======== THE RECORDS

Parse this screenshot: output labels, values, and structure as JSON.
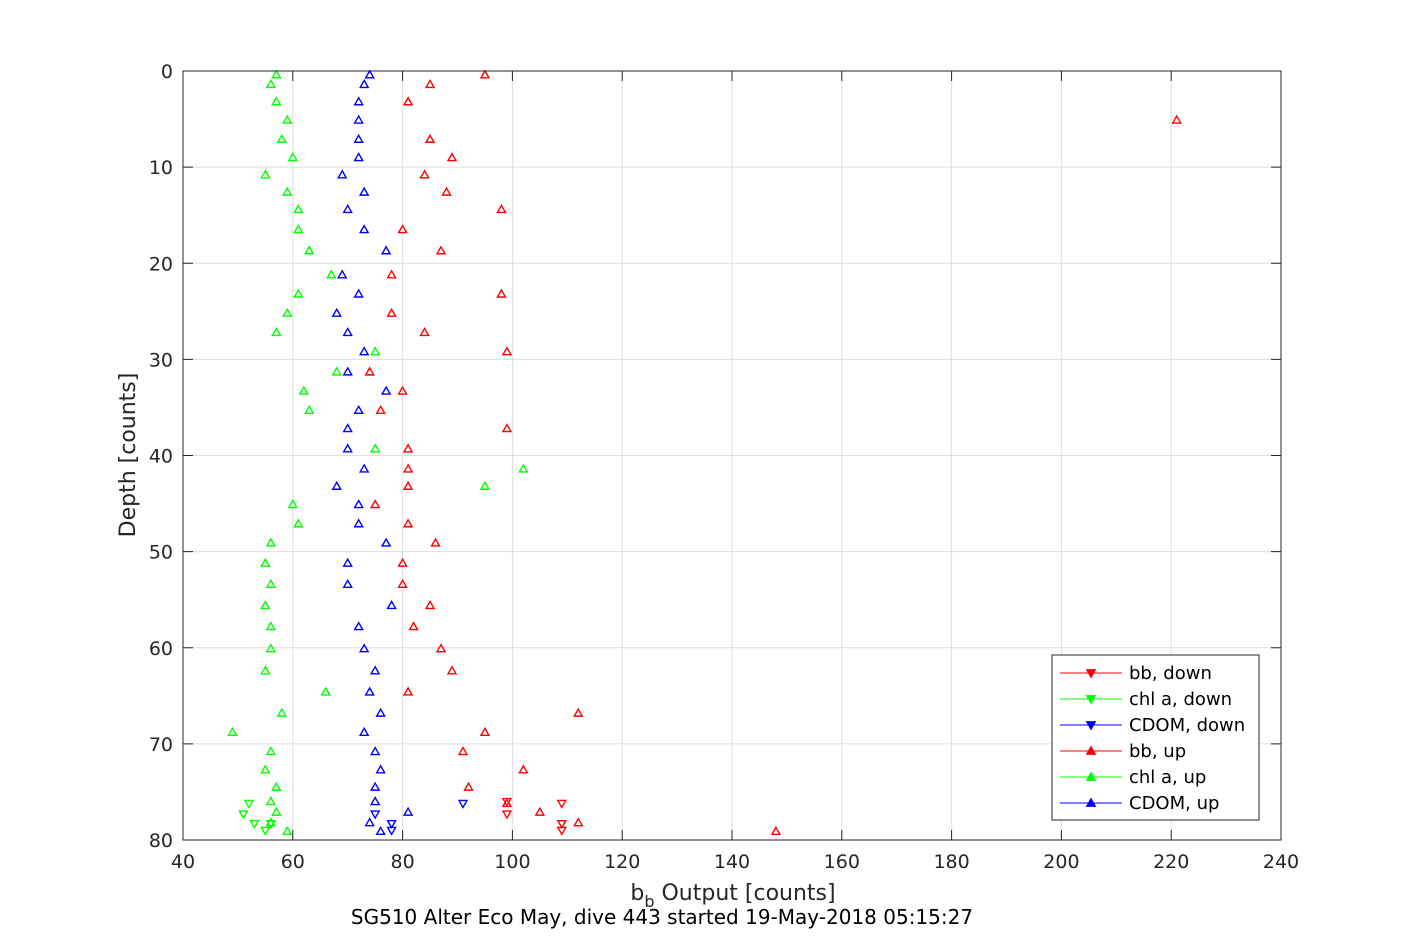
{
  "chart_data": {
    "type": "scatter",
    "caption": "SG510 Alter Eco May, dive 443 started 19-May-2018 05:15:27",
    "xlabel": {
      "main": "b",
      "sub": "b",
      "rest": " Output [counts]"
    },
    "ylabel": "Depth [counts]",
    "xlim": [
      40,
      240
    ],
    "ylim": [
      0,
      80
    ],
    "y_reversed": true,
    "grid": true,
    "legend_position": "bottom-right",
    "x_ticks": [
      40,
      60,
      80,
      100,
      120,
      140,
      160,
      180,
      200,
      220,
      240
    ],
    "y_ticks": [
      0,
      10,
      20,
      30,
      40,
      50,
      60,
      70,
      80
    ],
    "series": [
      {
        "name": "bb, down",
        "color": "#ff0000",
        "marker": "triangle-down",
        "points": [
          [
            109,
            76.2
          ],
          [
            99,
            76.0
          ],
          [
            99,
            77.3
          ],
          [
            109,
            78.3
          ],
          [
            109,
            79.0
          ]
        ]
      },
      {
        "name": "chl a, down",
        "color": "#00ff00",
        "marker": "triangle-down",
        "points": [
          [
            52,
            76.2
          ],
          [
            51,
            77.3
          ],
          [
            53,
            78.3
          ],
          [
            56,
            78.3
          ],
          [
            55,
            79.0
          ]
        ]
      },
      {
        "name": "CDOM, down",
        "color": "#0000ff",
        "marker": "triangle-down",
        "points": [
          [
            91,
            76.2
          ],
          [
            75,
            77.3
          ],
          [
            78,
            78.3
          ],
          [
            78,
            79.0
          ]
        ]
      },
      {
        "name": "bb, up",
        "color": "#ff0000",
        "marker": "triangle-up",
        "points": [
          [
            95,
            0.4
          ],
          [
            85,
            1.4
          ],
          [
            81,
            3.2
          ],
          [
            221,
            5.1
          ],
          [
            85,
            7.1
          ],
          [
            89,
            9.0
          ],
          [
            84,
            10.8
          ],
          [
            88,
            12.6
          ],
          [
            98,
            14.4
          ],
          [
            80,
            16.5
          ],
          [
            87,
            18.7
          ],
          [
            78,
            21.2
          ],
          [
            98,
            23.2
          ],
          [
            78,
            25.2
          ],
          [
            84,
            27.2
          ],
          [
            99,
            29.2
          ],
          [
            74,
            31.3
          ],
          [
            80,
            33.3
          ],
          [
            76,
            35.3
          ],
          [
            99,
            37.2
          ],
          [
            81,
            39.3
          ],
          [
            81,
            41.4
          ],
          [
            81,
            43.2
          ],
          [
            75,
            45.1
          ],
          [
            81,
            47.1
          ],
          [
            86,
            49.1
          ],
          [
            80,
            51.2
          ],
          [
            80,
            53.4
          ],
          [
            85,
            55.6
          ],
          [
            82,
            57.8
          ],
          [
            87,
            60.1
          ],
          [
            89,
            62.4
          ],
          [
            81,
            64.6
          ],
          [
            112,
            66.8
          ],
          [
            95,
            68.8
          ],
          [
            91,
            70.8
          ],
          [
            102,
            72.7
          ],
          [
            92,
            74.5
          ],
          [
            99,
            76.2
          ],
          [
            105,
            77.1
          ],
          [
            112,
            78.2
          ],
          [
            148,
            79.1
          ]
        ]
      },
      {
        "name": "chl a, up",
        "color": "#00ff00",
        "marker": "triangle-up",
        "points": [
          [
            57,
            0.4
          ],
          [
            56,
            1.4
          ],
          [
            57,
            3.2
          ],
          [
            59,
            5.1
          ],
          [
            58,
            7.1
          ],
          [
            60,
            9.0
          ],
          [
            55,
            10.8
          ],
          [
            59,
            12.6
          ],
          [
            61,
            14.4
          ],
          [
            61,
            16.5
          ],
          [
            63,
            18.7
          ],
          [
            67,
            21.2
          ],
          [
            61,
            23.2
          ],
          [
            59,
            25.2
          ],
          [
            57,
            27.2
          ],
          [
            75,
            29.2
          ],
          [
            68,
            31.3
          ],
          [
            62,
            33.3
          ],
          [
            63,
            35.3
          ],
          [
            75,
            39.3
          ],
          [
            102,
            41.4
          ],
          [
            95,
            43.2
          ],
          [
            60,
            45.1
          ],
          [
            61,
            47.1
          ],
          [
            56,
            49.1
          ],
          [
            55,
            51.2
          ],
          [
            56,
            53.4
          ],
          [
            55,
            55.6
          ],
          [
            56,
            57.8
          ],
          [
            56,
            60.1
          ],
          [
            55,
            62.4
          ],
          [
            66,
            64.6
          ],
          [
            58,
            66.8
          ],
          [
            49,
            68.8
          ],
          [
            56,
            70.8
          ],
          [
            55,
            72.7
          ],
          [
            57,
            74.5
          ],
          [
            56,
            76.0
          ],
          [
            57,
            77.1
          ],
          [
            56,
            78.2
          ],
          [
            59,
            79.1
          ]
        ]
      },
      {
        "name": "CDOM, up",
        "color": "#0000ff",
        "marker": "triangle-up",
        "points": [
          [
            74,
            0.4
          ],
          [
            73,
            1.4
          ],
          [
            72,
            3.2
          ],
          [
            72,
            5.1
          ],
          [
            72,
            7.1
          ],
          [
            72,
            9.0
          ],
          [
            69,
            10.8
          ],
          [
            73,
            12.6
          ],
          [
            70,
            14.4
          ],
          [
            73,
            16.5
          ],
          [
            77,
            18.7
          ],
          [
            69,
            21.2
          ],
          [
            72,
            23.2
          ],
          [
            68,
            25.2
          ],
          [
            70,
            27.2
          ],
          [
            73,
            29.2
          ],
          [
            70,
            31.3
          ],
          [
            77,
            33.3
          ],
          [
            72,
            35.3
          ],
          [
            70,
            37.2
          ],
          [
            70,
            39.3
          ],
          [
            73,
            41.4
          ],
          [
            68,
            43.2
          ],
          [
            72,
            45.1
          ],
          [
            72,
            47.1
          ],
          [
            77,
            49.1
          ],
          [
            70,
            51.2
          ],
          [
            70,
            53.4
          ],
          [
            78,
            55.6
          ],
          [
            72,
            57.8
          ],
          [
            73,
            60.1
          ],
          [
            75,
            62.4
          ],
          [
            74,
            64.6
          ],
          [
            76,
            66.8
          ],
          [
            73,
            68.8
          ],
          [
            75,
            70.8
          ],
          [
            76,
            72.7
          ],
          [
            75,
            74.5
          ],
          [
            75,
            76.0
          ],
          [
            81,
            77.1
          ],
          [
            74,
            78.2
          ],
          [
            76,
            79.1
          ]
        ]
      }
    ]
  }
}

================

### AIM OF THE TASK
Copy out every line of the data that includes the word "counts".

### TASK ANSWER
      "rest": " Output [counts]"
    "ylabel": "Depth [counts]",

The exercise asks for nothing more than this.